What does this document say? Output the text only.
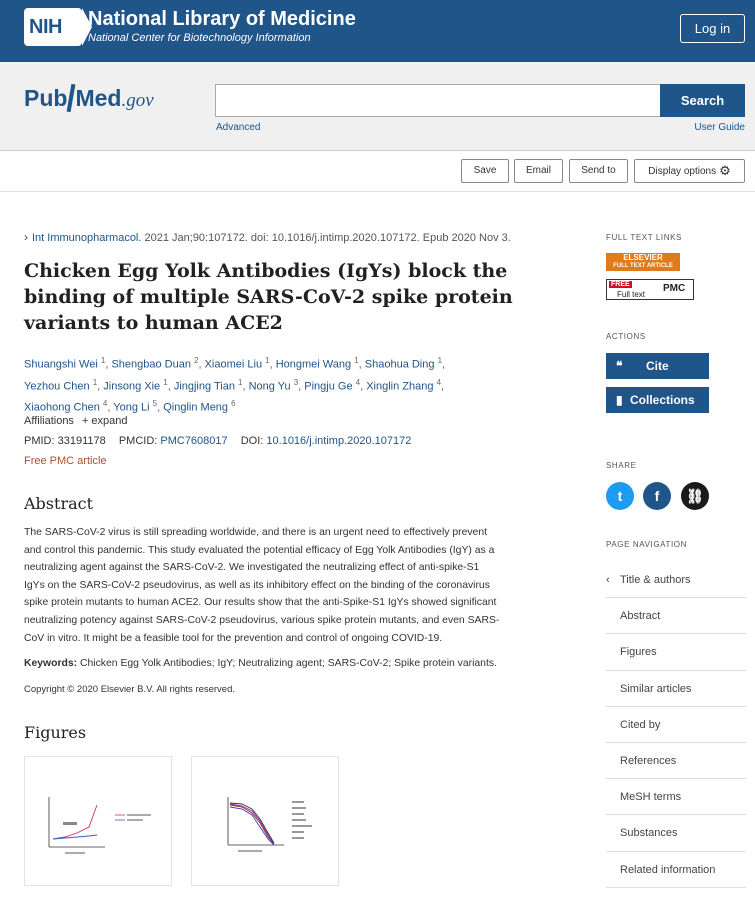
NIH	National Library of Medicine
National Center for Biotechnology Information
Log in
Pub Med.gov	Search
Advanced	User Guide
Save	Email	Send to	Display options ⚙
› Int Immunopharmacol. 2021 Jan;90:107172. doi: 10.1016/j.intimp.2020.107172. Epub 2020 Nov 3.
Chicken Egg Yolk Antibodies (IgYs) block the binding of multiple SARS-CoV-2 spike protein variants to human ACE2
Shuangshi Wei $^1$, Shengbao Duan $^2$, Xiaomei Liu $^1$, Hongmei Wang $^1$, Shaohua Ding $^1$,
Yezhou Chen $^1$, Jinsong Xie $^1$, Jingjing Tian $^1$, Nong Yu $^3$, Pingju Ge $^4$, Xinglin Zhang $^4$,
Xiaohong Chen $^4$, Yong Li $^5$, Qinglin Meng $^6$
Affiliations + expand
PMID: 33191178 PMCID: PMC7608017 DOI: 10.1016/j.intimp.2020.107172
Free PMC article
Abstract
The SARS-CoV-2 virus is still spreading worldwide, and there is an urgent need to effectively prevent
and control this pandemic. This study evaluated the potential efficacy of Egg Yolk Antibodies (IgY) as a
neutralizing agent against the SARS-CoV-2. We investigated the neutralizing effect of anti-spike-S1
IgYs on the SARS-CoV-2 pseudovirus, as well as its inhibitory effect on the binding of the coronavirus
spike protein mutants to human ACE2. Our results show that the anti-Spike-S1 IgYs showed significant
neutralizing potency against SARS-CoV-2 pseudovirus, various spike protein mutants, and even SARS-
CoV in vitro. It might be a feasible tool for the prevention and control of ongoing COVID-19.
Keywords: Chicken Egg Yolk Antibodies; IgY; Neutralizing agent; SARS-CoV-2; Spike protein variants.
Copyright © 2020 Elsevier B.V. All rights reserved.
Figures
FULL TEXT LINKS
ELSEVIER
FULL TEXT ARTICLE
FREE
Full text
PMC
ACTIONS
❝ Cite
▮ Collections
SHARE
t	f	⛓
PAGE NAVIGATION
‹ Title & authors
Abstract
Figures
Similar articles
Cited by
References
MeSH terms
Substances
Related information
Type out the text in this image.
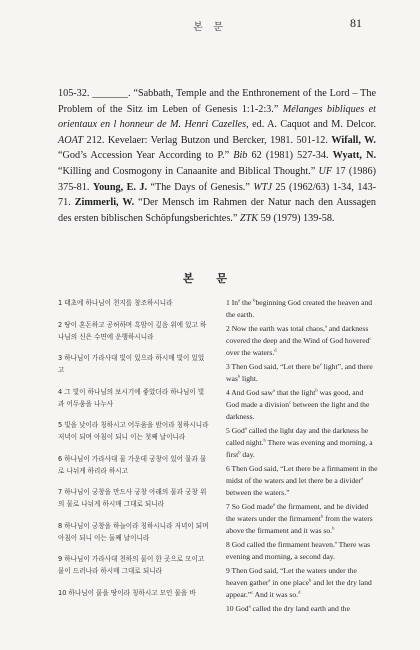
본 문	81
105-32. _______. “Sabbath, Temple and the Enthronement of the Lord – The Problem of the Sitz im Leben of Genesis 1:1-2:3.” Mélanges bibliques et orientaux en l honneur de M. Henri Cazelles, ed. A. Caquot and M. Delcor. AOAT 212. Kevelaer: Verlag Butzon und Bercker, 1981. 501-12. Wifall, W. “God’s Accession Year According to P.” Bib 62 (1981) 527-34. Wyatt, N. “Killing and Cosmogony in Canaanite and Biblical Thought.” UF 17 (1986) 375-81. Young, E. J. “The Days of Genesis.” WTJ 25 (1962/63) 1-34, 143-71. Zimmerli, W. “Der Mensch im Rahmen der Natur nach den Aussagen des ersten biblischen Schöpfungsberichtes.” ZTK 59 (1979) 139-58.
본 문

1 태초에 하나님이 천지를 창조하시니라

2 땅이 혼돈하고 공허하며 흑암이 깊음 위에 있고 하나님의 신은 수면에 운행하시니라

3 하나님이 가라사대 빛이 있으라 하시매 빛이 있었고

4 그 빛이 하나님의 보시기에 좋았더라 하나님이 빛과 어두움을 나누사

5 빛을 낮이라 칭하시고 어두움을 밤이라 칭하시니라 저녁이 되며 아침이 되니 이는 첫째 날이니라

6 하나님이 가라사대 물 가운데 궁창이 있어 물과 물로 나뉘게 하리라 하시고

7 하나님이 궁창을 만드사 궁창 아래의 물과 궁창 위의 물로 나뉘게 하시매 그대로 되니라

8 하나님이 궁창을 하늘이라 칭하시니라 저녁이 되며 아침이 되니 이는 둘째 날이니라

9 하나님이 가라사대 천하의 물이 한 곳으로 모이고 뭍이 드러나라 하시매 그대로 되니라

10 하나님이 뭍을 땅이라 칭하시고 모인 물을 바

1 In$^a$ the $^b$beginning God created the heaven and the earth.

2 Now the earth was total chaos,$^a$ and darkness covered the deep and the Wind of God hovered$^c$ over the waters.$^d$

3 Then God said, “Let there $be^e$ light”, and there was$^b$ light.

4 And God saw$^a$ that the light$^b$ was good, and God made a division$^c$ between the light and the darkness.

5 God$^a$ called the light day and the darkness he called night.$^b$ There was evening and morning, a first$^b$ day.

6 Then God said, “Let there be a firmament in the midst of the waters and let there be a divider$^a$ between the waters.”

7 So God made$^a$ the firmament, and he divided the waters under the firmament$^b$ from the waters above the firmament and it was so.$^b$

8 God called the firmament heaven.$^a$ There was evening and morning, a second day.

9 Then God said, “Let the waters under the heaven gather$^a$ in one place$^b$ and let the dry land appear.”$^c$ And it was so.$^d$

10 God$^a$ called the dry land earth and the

══════════

I need the entries printed exactly, with each picture left out.

What does this document say? Output the text only.
NIH	National Library of Medicine
National Center for Biotechnology Information
Log in
Pub Med.gov	Search
Advanced	User Guide
Save	Email	Send to	Display options ⚙
› Int Immunopharmacol. 2021 Jan;90:107172. doi: 10.1016/j.intimp.2020.107172. Epub 2020 Nov 3.
Chicken Egg Yolk Antibodies (IgYs) block the binding of multiple SARS-CoV-2 spike protein variants to human ACE2
Shuangshi Wei $^1$, Shengbao Duan $^2$, Xiaomei Liu $^1$, Hongmei Wang $^1$, Shaohua Ding $^1$,
Yezhou Chen $^1$, Jinsong Xie $^1$, Jingjing Tian $^1$, Nong Yu $^3$, Pingju Ge $^4$, Xinglin Zhang $^4$,
Xiaohong Chen $^4$, Yong Li $^5$, Qinglin Meng $^6$
Affiliations + expand
PMID: 33191178 PMCID: PMC7608017 DOI: 10.1016/j.intimp.2020.107172
Free PMC article
Abstract
The SARS-CoV-2 virus is still spreading worldwide, and there is an urgent need to effectively prevent
and control this pandemic. This study evaluated the potential efficacy of Egg Yolk Antibodies (IgY) as a
neutralizing agent against the SARS-CoV-2. We investigated the neutralizing effect of anti-spike-S1
IgYs on the SARS-CoV-2 pseudovirus, as well as its inhibitory effect on the binding of the coronavirus
spike protein mutants to human ACE2. Our results show that the anti-Spike-S1 IgYs showed significant
neutralizing potency against SARS-CoV-2 pseudovirus, various spike protein mutants, and even SARS-
CoV in vitro. It might be a feasible tool for the prevention and control of ongoing COVID-19.
Keywords: Chicken Egg Yolk Antibodies; IgY; Neutralizing agent; SARS-CoV-2; Spike protein variants.
Copyright © 2020 Elsevier B.V. All rights reserved.
Figures
FULL TEXT LINKS
ELSEVIER
FULL TEXT ARTICLE
FREE
Full text
PMC
ACTIONS
❝ Cite
▮ Collections
SHARE
t	f	⛓
PAGE NAVIGATION
‹ Title & authors
Abstract
Figures
Similar articles
Cited by
References
MeSH terms
Substances
Related information
Type out the text in this image.
본 문	81
105-32. _______. “Sabbath, Temple and the Enthronement of the Lord – The Problem of the Sitz im Leben of Genesis 1:1-2:3.” Mélanges bibliques et orientaux en l honneur de M. Henri Cazelles, ed. A. Caquot and M. Delcor. AOAT 212. Kevelaer: Verlag Butzon und Bercker, 1981. 501-12. Wifall, W. “God’s Accession Year According to P.” Bib 62 (1981) 527-34. Wyatt, N. “Killing and Cosmogony in Canaanite and Biblical Thought.” UF 17 (1986) 375-81. Young, E. J. “The Days of Genesis.” WTJ 25 (1962/63) 1-34, 143-71. Zimmerli, W. “Der Mensch im Rahmen der Natur nach den Aussagen des ersten biblischen Schöpfungsberichtes.” ZTK 59 (1979) 139-58.
본 문

1 태초에 하나님이 천지를 창조하시니라

2 땅이 혼돈하고 공허하며 흑암이 깊음 위에 있고 하나님의 신은 수면에 운행하시니라

3 하나님이 가라사대 빛이 있으라 하시매 빛이 있었고

4 그 빛이 하나님의 보시기에 좋았더라 하나님이 빛과 어두움을 나누사

5 빛을 낮이라 칭하시고 어두움을 밤이라 칭하시니라 저녁이 되며 아침이 되니 이는 첫째 날이니라

6 하나님이 가라사대 물 가운데 궁창이 있어 물과 물로 나뉘게 하리라 하시고

7 하나님이 궁창을 만드사 궁창 아래의 물과 궁창 위의 물로 나뉘게 하시매 그대로 되니라

8 하나님이 궁창을 하늘이라 칭하시니라 저녁이 되며 아침이 되니 이는 둘째 날이니라

9 하나님이 가라사대 천하의 물이 한 곳으로 모이고 뭍이 드러나라 하시매 그대로 되니라

10 하나님이 뭍을 땅이라 칭하시고 모인 물을 바

1 In$^a$ the $^b$beginning God created the heaven and the earth.

2 Now the earth was total chaos,$^a$ and darkness covered the deep and the Wind of God hovered$^c$ over the waters.$^d$

3 Then God said, “Let there $be^e$ light”, and there was$^b$ light.

4 And God saw$^a$ that the light$^b$ was good, and God made a division$^c$ between the light and the darkness.

5 God$^a$ called the light day and the darkness he called night.$^b$ There was evening and morning, a first$^b$ day.

6 Then God said, “Let there be a firmament in the midst of the waters and let there be a divider$^a$ between the waters.”

7 So God made$^a$ the firmament, and he divided the waters under the firmament$^b$ from the waters above the firmament and it was so.$^b$

8 God called the firmament heaven.$^a$ There was evening and morning, a second day.

9 Then God said, “Let the waters under the heaven gather$^a$ in one place$^b$ and let the dry land appear.”$^c$ And it was so.$^d$

10 God$^a$ called the dry land earth and the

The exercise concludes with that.